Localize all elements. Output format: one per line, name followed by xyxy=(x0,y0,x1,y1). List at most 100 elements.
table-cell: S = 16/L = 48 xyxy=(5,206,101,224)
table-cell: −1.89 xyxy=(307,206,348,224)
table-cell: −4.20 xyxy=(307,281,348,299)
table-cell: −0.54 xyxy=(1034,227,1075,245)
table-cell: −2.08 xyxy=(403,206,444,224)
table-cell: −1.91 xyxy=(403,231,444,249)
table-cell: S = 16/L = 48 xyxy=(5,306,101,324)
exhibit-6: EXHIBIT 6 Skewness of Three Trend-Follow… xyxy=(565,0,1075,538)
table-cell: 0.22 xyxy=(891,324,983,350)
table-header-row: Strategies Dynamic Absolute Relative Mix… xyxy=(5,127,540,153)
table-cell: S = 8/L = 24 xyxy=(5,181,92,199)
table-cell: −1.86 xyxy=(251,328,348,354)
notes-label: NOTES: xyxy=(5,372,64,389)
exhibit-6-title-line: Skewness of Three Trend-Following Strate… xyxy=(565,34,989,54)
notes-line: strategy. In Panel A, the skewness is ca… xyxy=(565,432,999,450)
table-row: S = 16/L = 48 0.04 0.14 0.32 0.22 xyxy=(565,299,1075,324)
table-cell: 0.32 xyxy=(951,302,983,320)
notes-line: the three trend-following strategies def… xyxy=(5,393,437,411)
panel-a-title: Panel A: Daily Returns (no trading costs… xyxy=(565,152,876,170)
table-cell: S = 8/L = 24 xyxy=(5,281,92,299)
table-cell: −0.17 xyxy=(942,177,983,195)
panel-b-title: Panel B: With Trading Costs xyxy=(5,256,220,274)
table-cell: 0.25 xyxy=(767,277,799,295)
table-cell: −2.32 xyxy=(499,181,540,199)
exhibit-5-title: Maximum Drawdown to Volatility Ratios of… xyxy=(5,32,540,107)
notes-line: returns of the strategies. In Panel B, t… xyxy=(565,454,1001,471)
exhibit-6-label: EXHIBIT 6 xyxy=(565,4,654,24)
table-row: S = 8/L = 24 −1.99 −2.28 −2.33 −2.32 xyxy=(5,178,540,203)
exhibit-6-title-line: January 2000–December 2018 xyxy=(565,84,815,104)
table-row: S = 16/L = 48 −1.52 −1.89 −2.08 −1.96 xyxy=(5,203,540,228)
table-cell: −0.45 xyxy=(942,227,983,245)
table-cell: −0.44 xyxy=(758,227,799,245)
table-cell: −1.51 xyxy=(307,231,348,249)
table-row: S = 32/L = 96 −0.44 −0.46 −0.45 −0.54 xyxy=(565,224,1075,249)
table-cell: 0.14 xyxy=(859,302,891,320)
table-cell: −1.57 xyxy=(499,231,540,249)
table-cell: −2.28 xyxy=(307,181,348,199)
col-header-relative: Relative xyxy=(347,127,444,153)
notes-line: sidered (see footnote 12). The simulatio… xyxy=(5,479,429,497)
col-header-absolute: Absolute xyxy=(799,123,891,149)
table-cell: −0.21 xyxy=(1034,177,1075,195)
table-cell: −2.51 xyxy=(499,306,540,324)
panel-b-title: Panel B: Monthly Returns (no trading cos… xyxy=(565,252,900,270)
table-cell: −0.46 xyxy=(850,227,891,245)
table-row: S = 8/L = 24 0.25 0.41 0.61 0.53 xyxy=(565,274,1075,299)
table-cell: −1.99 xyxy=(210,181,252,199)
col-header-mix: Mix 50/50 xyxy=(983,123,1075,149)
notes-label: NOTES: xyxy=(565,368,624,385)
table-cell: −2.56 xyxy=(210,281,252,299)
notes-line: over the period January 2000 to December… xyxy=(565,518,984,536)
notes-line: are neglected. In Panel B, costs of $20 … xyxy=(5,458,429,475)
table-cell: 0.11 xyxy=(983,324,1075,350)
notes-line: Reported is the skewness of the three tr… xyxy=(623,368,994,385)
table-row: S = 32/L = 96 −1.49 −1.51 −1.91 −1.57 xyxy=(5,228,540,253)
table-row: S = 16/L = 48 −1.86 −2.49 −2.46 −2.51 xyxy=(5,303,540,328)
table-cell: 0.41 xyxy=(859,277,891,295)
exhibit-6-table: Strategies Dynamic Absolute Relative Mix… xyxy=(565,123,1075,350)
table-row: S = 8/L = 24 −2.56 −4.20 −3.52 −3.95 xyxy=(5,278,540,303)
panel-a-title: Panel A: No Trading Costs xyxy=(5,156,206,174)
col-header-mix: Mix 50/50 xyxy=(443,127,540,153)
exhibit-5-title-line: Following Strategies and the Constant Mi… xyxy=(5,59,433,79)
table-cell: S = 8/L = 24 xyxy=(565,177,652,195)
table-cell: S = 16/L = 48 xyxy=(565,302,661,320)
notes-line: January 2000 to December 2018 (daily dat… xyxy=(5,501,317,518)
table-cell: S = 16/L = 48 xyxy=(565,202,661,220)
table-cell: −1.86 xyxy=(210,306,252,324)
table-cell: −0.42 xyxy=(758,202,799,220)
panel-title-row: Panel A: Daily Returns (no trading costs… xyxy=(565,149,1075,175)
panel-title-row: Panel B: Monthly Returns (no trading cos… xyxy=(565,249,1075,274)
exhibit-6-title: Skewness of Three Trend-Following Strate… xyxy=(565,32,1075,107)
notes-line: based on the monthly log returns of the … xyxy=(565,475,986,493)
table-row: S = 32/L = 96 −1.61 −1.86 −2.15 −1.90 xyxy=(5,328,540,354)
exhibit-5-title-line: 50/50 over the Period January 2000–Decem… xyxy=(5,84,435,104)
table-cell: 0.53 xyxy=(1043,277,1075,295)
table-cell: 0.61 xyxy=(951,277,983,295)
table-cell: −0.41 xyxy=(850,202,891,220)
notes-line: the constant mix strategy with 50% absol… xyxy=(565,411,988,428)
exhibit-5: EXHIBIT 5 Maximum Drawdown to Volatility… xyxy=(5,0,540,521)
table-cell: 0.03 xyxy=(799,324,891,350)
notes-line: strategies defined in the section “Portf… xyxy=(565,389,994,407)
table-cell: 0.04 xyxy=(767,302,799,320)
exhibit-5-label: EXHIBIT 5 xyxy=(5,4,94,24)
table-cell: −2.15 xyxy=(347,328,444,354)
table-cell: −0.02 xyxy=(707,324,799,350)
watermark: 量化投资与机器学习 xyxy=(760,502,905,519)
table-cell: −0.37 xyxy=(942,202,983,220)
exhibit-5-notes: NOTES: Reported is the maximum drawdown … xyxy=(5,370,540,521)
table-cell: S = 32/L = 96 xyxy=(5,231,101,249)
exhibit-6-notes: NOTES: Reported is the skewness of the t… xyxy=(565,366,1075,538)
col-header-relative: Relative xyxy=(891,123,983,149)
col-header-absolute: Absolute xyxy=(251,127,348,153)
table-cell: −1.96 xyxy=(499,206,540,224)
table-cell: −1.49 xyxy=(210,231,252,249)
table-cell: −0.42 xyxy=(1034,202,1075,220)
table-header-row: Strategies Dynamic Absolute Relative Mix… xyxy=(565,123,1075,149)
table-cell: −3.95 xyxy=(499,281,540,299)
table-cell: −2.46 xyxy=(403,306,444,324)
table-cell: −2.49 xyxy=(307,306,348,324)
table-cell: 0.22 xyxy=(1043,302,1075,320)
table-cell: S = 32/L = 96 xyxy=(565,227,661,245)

**Written task**
Reproduce all of the material above, replacing every "xyxy" with "box" and leaving the rest unchanged.

**Output for this task**
Localize all elements. Output format: one per line, name followed by box=(x0,y0,x1,y1). List at most 100 elements.
table-cell: S = 16/L = 48 box=(5,206,101,224)
table-cell: −1.89 box=(307,206,348,224)
table-cell: −4.20 box=(307,281,348,299)
table-cell: −0.54 box=(1034,227,1075,245)
table-cell: −2.08 box=(403,206,444,224)
table-cell: −1.91 box=(403,231,444,249)
table-cell: S = 16/L = 48 box=(5,306,101,324)
exhibit-6: EXHIBIT 6 Skewness of Three Trend-Follow… box=(565,0,1075,538)
table-cell: 0.22 box=(891,324,983,350)
table-header-row: Strategies Dynamic Absolute Relative Mix… box=(5,127,540,153)
table-cell: S = 8/L = 24 box=(5,181,92,199)
table-cell: −1.86 box=(251,328,348,354)
notes-label: NOTES: box=(5,372,64,389)
exhibit-6-title-line: Skewness of Three Trend-Following Strate… box=(565,34,989,54)
notes-line: strategy. In Panel A, the skewness is ca… box=(565,432,999,450)
table-row: S = 16/L = 48 0.04 0.14 0.32 0.22 box=(565,299,1075,324)
table-cell: 0.32 box=(951,302,983,320)
notes-line: the three trend-following strategies def… box=(5,393,437,411)
panel-a-title: Panel A: Daily Returns (no trading costs… box=(565,152,876,170)
table-cell: S = 8/L = 24 box=(5,281,92,299)
table-cell: −0.17 box=(942,177,983,195)
panel-b-title: Panel B: With Trading Costs box=(5,256,220,274)
table-cell: 0.25 box=(767,277,799,295)
table-cell: −2.32 box=(499,181,540,199)
exhibit-5-title: Maximum Drawdown to Volatility Ratios of… box=(5,32,540,107)
notes-line: returns of the strategies. In Panel B, t… box=(565,454,1001,471)
exhibit-6-label: EXHIBIT 6 box=(565,4,654,24)
table-row: S = 8/L = 24 −1.99 −2.28 −2.33 −2.32 box=(5,178,540,203)
exhibit-6-title-line: January 2000–December 2018 box=(565,84,815,104)
table-row: S = 16/L = 48 −1.52 −1.89 −2.08 −1.96 box=(5,203,540,228)
table-cell: −0.45 box=(942,227,983,245)
table-cell: −0.44 box=(758,227,799,245)
table-cell: −1.51 box=(307,231,348,249)
table-row: S = 32/L = 96 −0.44 −0.46 −0.45 −0.54 box=(565,224,1075,249)
table-cell: 0.14 box=(859,302,891,320)
table-cell: −1.57 box=(499,231,540,249)
table-cell: −2.28 box=(307,181,348,199)
col-header-relative: Relative box=(347,127,444,153)
notes-line: sidered (see footnote 12). The simulatio… box=(5,479,429,497)
col-header-absolute: Absolute box=(799,123,891,149)
table-cell: −0.21 box=(1034,177,1075,195)
table-cell: −2.51 box=(499,306,540,324)
panel-b-title: Panel B: Monthly Returns (no trading cos… box=(565,252,900,270)
table-cell: −0.46 box=(850,227,891,245)
table-row: S = 8/L = 24 0.25 0.41 0.61 0.53 box=(565,274,1075,299)
table-cell: −1.99 box=(210,181,252,199)
col-header-mix: Mix 50/50 box=(983,123,1075,149)
notes-label: NOTES: box=(565,368,624,385)
table-cell: −2.56 box=(210,281,252,299)
notes-line: over the period January 2000 to December… box=(565,518,984,536)
notes-line: are neglected. In Panel B, costs of $20 … box=(5,458,429,475)
table-cell: 0.11 box=(983,324,1075,350)
notes-line: Reported is the skewness of the three tr… box=(623,368,994,385)
table-row: S = 32/L = 96 −1.49 −1.51 −1.91 −1.57 box=(5,228,540,253)
table-row: S = 16/L = 48 −1.86 −2.49 −2.46 −2.51 box=(5,303,540,328)
table-cell: 0.41 box=(859,277,891,295)
exhibit-6-table: Strategies Dynamic Absolute Relative Mix… box=(565,123,1075,350)
table-row: S = 8/L = 24 −2.56 −4.20 −3.52 −3.95 box=(5,278,540,303)
panel-a-title: Panel A: No Trading Costs box=(5,156,206,174)
col-header-mix: Mix 50/50 box=(443,127,540,153)
exhibit-5-title-line: Following Strategies and the Constant Mi… box=(5,59,433,79)
table-cell: S = 8/L = 24 box=(565,177,652,195)
table-cell: S = 16/L = 48 box=(565,302,661,320)
notes-line: January 2000 to December 2018 (daily dat… box=(5,501,317,518)
table-cell: S = 16/L = 48 box=(565,202,661,220)
table-cell: −1.86 box=(210,306,252,324)
table-cell: −0.42 box=(758,202,799,220)
panel-title-row: Panel A: Daily Returns (no trading costs… box=(565,149,1075,175)
panel-title-row: Panel B: Monthly Returns (no trading cos… box=(565,249,1075,274)
exhibit-6-title: Skewness of Three Trend-Following Strate… box=(565,32,1075,107)
notes-line: based on the monthly log returns of the … box=(565,475,986,493)
table-row: S = 32/L = 96 −1.61 −1.86 −2.15 −1.90 box=(5,328,540,354)
exhibit-5-title-line: 50/50 over the Period January 2000–Decem… box=(5,84,435,104)
table-cell: 0.53 box=(1043,277,1075,295)
table-cell: 0.61 box=(951,277,983,295)
table-cell: −0.41 box=(850,202,891,220)
notes-line: the constant mix strategy with 50% absol… box=(565,411,988,428)
exhibit-5: EXHIBIT 5 Maximum Drawdown to Volatility… box=(5,0,540,521)
table-cell: 0.03 box=(799,324,891,350)
notes-line: strategies defined in the section “Portf… box=(565,389,994,407)
table-cell: 0.04 box=(767,302,799,320)
exhibit-5-label: EXHIBIT 5 box=(5,4,94,24)
table-cell: −2.15 box=(347,328,444,354)
table-cell: −0.02 box=(707,324,799,350)
watermark: 量化投资与机器学习 box=(760,502,905,519)
table-cell: −0.37 box=(942,202,983,220)
exhibit-5-notes: NOTES: Reported is the maximum drawdown … box=(5,370,540,521)
table-cell: S = 32/L = 96 box=(5,231,101,249)
exhibit-6-notes: NOTES: Reported is the skewness of the t… box=(565,366,1075,538)
col-header-relative: Relative box=(891,123,983,149)
col-header-absolute: Absolute box=(251,127,348,153)
table-cell: −1.96 box=(499,206,540,224)
table-cell: −1.49 box=(210,231,252,249)
table-cell: −0.42 box=(1034,202,1075,220)
table-header-row: Strategies Dynamic Absolute Relative Mix… box=(565,123,1075,149)
table-cell: −3.95 box=(499,281,540,299)
table-cell: −2.46 box=(403,306,444,324)
table-cell: −2.49 box=(307,306,348,324)
table-cell: 0.22 box=(1043,302,1075,320)
table-cell: S = 32/L = 96 box=(565,227,661,245)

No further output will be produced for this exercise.